- _EXERCISE DIRECTIONS_
Extract each line of the records below that contains the word "title".

Figure record extracts
○ ○ ○
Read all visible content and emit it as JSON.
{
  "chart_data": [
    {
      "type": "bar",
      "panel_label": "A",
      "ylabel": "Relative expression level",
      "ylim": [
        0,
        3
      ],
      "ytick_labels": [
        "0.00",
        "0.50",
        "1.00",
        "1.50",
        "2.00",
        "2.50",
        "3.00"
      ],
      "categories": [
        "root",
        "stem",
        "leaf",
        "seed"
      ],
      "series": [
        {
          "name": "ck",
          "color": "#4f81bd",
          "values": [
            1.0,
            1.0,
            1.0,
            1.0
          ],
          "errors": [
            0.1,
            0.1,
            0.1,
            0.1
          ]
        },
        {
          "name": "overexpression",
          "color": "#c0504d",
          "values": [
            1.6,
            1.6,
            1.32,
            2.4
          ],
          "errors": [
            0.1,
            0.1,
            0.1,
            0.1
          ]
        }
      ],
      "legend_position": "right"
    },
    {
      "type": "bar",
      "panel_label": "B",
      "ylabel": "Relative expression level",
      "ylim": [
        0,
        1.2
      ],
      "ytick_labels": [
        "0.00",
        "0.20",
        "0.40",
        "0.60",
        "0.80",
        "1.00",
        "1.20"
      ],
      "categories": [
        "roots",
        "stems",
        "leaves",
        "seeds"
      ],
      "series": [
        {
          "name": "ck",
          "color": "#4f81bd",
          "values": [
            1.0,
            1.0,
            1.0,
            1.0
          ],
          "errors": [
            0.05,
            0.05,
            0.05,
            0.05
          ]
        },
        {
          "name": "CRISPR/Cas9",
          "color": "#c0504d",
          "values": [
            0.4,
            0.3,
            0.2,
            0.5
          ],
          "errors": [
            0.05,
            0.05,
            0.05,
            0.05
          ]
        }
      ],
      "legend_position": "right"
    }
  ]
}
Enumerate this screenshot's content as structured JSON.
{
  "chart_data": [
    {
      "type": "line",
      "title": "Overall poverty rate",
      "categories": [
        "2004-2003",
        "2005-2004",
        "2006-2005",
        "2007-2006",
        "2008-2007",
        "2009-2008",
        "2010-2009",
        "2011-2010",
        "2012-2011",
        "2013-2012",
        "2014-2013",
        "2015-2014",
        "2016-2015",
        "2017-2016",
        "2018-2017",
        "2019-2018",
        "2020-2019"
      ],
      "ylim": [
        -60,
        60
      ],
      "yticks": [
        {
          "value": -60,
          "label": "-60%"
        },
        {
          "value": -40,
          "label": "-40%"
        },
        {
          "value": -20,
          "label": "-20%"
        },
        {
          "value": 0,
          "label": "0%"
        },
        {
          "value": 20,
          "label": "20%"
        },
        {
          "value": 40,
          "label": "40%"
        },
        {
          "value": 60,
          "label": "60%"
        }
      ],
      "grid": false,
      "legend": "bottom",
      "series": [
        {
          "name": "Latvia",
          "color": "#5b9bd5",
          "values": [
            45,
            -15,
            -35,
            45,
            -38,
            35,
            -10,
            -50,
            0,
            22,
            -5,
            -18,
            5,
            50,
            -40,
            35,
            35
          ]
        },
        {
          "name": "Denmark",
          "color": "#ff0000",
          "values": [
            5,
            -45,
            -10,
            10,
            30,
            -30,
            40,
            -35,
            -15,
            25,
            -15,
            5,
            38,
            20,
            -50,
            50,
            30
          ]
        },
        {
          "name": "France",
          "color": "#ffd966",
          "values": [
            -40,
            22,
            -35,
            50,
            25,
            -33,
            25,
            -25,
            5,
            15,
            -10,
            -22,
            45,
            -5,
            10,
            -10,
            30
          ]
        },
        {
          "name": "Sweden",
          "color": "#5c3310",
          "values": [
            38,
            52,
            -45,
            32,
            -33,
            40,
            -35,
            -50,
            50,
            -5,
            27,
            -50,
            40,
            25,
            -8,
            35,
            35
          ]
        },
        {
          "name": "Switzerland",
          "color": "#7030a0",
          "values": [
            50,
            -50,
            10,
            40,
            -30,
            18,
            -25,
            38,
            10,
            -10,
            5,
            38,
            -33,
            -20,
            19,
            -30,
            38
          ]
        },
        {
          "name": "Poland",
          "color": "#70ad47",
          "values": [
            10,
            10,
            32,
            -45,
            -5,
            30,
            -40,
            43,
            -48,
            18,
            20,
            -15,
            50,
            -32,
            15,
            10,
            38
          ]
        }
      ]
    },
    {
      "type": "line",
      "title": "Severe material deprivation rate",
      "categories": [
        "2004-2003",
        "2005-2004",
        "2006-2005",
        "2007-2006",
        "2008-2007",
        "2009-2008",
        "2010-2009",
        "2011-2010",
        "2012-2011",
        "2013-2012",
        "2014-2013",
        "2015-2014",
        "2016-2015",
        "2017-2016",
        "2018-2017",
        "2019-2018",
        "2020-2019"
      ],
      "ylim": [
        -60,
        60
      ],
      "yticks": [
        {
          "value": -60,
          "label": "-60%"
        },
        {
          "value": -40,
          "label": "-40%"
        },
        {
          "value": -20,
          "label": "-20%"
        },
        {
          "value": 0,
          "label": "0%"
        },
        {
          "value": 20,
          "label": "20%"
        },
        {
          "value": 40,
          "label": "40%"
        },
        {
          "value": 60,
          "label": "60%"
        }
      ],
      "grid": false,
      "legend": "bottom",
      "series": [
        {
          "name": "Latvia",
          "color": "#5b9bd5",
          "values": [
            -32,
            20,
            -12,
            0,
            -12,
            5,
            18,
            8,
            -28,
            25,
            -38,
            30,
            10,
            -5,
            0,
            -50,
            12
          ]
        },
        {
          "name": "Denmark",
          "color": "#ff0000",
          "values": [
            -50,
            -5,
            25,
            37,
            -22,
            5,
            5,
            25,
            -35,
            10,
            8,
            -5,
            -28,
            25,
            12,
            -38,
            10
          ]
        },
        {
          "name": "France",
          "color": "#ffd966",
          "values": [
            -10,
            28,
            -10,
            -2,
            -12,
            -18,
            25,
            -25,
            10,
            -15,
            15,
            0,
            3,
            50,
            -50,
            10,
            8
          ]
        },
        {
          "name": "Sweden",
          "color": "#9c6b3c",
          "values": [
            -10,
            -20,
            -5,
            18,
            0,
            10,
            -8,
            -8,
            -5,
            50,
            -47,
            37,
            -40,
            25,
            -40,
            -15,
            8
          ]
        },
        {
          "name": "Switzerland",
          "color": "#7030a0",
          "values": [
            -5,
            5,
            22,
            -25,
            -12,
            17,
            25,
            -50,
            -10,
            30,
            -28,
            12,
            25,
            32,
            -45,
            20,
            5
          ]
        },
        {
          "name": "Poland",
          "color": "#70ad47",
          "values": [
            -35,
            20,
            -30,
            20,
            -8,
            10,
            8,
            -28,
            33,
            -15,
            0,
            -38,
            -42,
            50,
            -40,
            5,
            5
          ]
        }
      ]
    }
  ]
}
○ ○ ○
- _ANSWER IN FULL_
      "title": "Overall poverty rate",
      "title": "Severe material deprivation rate",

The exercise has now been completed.